— START Record set —

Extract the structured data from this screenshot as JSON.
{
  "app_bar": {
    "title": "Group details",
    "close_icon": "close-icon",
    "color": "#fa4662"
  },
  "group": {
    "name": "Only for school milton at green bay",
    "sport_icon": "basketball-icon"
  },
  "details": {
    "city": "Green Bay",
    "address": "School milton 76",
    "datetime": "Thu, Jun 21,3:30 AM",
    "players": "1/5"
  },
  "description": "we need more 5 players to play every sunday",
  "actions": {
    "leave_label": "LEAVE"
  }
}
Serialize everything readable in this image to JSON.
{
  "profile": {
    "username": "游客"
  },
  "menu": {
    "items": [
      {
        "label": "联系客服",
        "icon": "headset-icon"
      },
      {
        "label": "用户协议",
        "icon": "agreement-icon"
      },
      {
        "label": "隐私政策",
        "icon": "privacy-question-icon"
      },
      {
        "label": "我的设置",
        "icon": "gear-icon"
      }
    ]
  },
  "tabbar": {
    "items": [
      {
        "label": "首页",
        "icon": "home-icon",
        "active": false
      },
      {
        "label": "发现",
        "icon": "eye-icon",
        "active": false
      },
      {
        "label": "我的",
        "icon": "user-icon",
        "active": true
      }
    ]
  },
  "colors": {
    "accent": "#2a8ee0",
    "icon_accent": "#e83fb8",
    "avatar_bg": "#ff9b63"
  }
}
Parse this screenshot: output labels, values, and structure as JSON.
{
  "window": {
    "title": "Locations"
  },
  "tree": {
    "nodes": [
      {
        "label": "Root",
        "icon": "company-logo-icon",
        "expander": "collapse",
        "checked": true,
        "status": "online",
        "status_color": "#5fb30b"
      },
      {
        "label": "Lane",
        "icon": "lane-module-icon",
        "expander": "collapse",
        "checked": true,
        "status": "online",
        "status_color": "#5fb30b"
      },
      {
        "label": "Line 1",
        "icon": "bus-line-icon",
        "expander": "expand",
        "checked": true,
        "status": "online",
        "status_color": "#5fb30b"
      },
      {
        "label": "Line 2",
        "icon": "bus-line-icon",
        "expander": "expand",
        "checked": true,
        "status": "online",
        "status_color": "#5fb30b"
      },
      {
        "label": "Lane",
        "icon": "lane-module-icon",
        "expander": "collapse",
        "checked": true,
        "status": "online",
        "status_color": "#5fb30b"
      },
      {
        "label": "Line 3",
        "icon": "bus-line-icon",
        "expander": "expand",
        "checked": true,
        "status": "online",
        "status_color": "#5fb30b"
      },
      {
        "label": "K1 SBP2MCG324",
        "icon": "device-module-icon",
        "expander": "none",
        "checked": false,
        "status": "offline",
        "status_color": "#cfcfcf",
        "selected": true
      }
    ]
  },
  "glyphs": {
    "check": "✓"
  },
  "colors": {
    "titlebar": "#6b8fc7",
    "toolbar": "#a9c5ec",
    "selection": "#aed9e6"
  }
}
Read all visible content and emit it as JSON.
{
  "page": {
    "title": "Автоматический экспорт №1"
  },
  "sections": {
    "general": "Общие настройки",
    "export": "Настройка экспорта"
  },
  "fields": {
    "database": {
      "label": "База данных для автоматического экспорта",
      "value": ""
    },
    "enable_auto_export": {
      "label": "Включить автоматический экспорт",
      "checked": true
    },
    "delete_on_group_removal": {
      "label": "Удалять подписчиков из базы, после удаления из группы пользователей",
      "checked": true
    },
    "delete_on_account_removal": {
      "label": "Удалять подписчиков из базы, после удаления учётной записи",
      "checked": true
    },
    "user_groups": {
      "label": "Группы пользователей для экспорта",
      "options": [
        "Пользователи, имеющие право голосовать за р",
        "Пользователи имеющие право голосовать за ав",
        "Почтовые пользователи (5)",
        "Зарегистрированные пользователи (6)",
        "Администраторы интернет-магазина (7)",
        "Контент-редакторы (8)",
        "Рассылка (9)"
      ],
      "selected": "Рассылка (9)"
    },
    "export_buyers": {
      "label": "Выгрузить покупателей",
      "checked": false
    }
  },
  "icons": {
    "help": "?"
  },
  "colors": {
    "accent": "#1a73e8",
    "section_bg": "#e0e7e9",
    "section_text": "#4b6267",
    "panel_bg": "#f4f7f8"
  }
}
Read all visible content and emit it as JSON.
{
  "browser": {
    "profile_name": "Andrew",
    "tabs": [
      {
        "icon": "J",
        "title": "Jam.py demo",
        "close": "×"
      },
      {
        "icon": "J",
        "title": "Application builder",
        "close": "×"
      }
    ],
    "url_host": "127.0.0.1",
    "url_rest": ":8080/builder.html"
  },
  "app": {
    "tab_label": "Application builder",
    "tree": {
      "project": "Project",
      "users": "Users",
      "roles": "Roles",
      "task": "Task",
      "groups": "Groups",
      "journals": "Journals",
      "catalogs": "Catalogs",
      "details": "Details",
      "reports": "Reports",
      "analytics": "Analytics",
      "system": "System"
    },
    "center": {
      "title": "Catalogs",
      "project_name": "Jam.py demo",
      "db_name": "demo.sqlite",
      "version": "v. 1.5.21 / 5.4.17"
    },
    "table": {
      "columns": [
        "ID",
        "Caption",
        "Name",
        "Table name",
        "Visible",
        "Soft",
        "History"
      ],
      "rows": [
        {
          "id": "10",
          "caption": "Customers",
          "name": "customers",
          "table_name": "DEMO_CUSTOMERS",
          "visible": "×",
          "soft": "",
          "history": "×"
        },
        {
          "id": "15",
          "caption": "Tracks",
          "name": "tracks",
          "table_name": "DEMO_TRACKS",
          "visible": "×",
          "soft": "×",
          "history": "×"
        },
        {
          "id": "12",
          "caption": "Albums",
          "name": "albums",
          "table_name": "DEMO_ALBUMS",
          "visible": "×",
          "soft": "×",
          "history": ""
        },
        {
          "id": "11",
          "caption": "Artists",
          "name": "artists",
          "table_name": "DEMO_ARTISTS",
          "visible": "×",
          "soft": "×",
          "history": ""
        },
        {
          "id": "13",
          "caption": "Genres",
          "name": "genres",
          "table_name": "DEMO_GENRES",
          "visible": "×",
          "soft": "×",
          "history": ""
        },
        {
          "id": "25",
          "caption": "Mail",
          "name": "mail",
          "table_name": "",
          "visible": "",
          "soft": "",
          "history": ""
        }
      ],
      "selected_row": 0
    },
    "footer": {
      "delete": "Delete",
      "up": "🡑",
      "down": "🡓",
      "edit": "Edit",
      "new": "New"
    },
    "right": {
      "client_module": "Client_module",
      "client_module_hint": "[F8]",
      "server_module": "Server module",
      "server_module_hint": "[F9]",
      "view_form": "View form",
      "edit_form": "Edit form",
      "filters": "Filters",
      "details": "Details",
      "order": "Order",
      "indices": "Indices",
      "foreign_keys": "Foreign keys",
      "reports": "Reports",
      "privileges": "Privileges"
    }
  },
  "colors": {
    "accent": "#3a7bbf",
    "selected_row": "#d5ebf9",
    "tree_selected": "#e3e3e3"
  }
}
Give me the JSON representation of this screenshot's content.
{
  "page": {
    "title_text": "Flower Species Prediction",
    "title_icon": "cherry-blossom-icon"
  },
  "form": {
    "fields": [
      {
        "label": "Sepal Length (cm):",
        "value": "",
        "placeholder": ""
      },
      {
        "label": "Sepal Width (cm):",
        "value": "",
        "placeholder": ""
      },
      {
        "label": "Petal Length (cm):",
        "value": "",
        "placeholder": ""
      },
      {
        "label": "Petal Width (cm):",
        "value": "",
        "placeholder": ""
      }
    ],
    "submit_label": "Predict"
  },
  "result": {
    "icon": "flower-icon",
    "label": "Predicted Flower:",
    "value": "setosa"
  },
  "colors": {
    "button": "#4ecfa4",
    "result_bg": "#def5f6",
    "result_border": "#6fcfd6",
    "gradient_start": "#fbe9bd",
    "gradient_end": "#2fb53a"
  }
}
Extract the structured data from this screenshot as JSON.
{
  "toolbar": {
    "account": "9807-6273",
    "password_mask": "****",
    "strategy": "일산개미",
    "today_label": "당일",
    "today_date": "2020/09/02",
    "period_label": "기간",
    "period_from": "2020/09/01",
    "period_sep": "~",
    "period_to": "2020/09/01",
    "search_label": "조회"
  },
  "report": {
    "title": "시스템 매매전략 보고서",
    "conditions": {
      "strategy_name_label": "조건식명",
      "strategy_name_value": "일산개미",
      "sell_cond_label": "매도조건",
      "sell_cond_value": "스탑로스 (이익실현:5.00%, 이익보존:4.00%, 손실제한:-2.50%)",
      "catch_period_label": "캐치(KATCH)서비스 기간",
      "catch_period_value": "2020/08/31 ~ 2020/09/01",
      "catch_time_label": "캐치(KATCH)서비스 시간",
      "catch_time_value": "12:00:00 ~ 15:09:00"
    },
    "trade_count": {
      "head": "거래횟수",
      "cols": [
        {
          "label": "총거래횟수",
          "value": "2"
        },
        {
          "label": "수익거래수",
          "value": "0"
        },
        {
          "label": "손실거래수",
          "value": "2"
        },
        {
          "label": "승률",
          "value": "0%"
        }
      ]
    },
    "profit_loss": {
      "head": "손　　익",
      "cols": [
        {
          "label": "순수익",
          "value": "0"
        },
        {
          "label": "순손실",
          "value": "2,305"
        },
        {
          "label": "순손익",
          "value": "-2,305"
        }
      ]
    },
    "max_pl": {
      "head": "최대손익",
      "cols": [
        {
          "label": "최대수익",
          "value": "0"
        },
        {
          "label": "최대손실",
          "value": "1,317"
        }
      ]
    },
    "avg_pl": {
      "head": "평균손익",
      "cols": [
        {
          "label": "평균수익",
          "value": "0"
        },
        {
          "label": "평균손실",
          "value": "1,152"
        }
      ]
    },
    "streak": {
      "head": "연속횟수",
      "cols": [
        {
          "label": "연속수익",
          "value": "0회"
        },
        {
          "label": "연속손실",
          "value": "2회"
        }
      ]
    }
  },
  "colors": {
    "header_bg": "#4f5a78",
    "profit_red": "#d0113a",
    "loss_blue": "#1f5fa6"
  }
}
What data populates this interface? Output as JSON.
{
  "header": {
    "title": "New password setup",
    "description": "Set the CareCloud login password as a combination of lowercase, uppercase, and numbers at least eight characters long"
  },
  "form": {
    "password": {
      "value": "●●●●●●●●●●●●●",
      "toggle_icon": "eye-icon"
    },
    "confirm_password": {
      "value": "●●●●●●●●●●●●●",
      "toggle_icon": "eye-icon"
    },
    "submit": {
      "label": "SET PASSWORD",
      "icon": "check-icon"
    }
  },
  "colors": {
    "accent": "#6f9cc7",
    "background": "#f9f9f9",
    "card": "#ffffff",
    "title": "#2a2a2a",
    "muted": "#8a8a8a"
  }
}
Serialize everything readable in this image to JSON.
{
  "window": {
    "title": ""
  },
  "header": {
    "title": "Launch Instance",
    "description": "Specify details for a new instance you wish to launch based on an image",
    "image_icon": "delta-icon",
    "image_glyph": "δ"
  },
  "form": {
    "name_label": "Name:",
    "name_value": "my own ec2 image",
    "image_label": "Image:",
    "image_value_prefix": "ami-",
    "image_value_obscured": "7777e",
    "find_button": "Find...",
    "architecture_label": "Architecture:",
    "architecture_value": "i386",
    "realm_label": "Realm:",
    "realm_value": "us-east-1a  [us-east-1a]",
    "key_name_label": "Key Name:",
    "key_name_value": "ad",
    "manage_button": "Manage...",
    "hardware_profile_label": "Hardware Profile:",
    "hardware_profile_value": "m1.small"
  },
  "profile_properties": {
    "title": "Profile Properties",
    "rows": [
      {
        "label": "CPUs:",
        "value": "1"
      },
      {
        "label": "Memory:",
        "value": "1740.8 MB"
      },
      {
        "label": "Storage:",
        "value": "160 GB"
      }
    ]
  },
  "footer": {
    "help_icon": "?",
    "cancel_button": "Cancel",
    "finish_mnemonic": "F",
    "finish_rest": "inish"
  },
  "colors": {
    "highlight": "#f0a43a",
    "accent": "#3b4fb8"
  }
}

— END Record set —

In the entries above, identify every line with the word "пользователей". Copy those lines.

      "label": "Удалять подписчиков из базы, после удаления из группы пользователей",
      "label": "Группы пользователей для экспорта",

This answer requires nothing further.